## Instruction
Provide the count of lines that hold "does" and no other output.

----- Available data

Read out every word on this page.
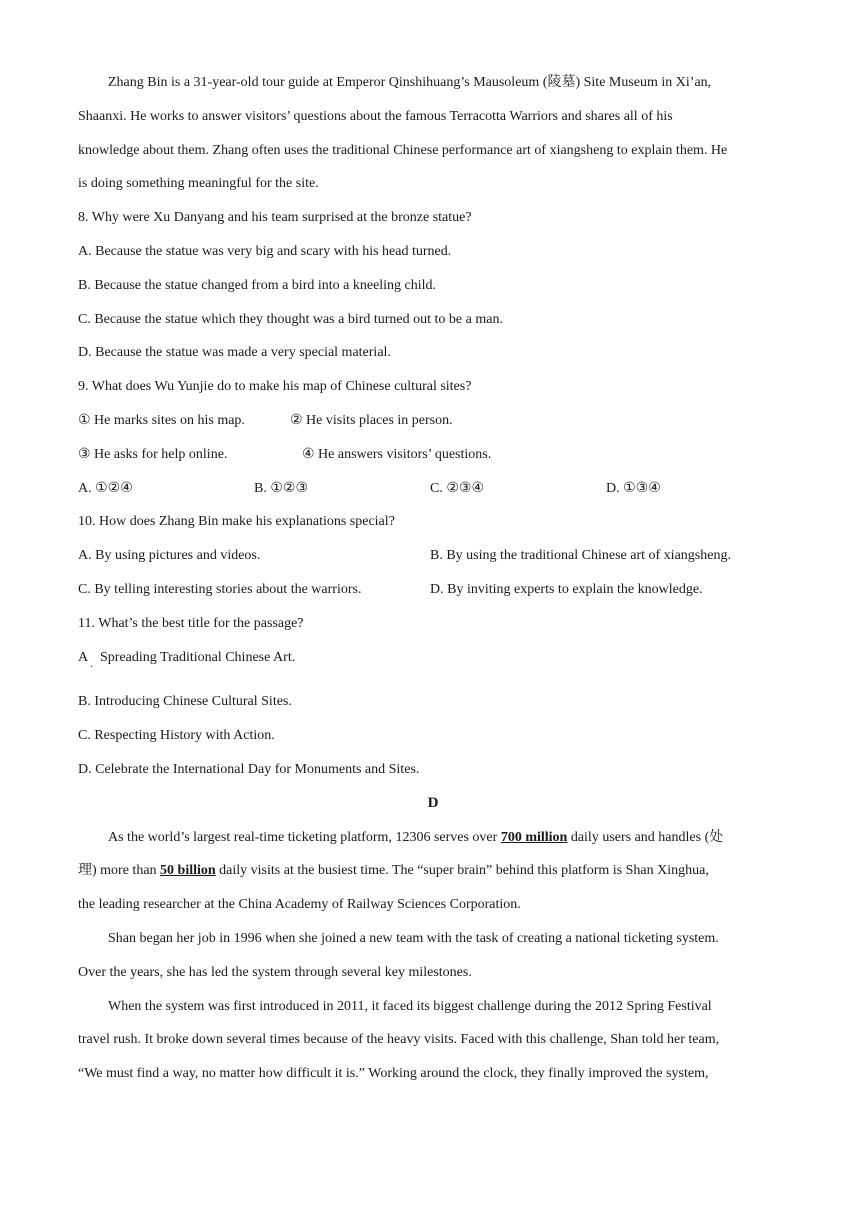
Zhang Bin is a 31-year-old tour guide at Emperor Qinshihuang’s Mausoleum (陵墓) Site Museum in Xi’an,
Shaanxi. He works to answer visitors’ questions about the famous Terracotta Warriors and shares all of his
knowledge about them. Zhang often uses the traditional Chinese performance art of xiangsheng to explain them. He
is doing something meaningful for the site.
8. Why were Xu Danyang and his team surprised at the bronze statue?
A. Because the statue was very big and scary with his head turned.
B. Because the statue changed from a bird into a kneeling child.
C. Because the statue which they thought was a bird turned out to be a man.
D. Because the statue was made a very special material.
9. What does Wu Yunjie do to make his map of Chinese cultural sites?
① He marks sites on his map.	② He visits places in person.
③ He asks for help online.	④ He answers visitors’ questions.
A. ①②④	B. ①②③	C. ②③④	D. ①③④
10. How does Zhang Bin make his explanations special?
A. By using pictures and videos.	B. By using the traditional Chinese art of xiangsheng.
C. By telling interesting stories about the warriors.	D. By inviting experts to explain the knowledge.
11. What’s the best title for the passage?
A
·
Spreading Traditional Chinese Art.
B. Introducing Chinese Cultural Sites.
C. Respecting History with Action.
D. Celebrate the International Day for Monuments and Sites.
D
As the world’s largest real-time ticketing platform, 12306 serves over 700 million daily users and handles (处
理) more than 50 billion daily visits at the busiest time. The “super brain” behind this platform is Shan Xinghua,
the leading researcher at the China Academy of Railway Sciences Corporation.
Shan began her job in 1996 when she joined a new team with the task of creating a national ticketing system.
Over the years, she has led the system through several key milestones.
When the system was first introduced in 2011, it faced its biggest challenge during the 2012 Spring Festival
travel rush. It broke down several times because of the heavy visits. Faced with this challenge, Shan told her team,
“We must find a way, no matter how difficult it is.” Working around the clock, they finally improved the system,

----------
----- Available data

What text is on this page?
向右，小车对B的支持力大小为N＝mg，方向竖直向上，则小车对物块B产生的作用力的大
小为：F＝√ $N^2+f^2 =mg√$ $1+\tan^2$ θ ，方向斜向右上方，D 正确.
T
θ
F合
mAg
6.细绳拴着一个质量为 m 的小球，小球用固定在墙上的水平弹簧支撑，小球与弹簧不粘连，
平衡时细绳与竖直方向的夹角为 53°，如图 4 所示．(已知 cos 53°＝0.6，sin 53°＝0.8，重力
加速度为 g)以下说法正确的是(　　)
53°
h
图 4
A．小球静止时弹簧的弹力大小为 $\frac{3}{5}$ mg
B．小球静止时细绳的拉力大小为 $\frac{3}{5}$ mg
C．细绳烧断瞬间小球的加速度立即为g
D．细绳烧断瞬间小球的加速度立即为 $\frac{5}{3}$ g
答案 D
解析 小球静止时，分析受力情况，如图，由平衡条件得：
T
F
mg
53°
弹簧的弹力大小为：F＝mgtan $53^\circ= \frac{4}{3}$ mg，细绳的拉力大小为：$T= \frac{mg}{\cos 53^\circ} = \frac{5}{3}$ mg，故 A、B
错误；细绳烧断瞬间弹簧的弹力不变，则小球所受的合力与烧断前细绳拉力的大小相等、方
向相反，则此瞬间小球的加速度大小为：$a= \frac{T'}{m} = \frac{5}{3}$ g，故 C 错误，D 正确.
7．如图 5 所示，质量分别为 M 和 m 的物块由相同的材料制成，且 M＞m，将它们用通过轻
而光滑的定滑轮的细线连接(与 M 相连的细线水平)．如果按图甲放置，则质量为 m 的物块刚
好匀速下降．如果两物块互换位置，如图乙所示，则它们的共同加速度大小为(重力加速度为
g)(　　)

----------

## Full response
2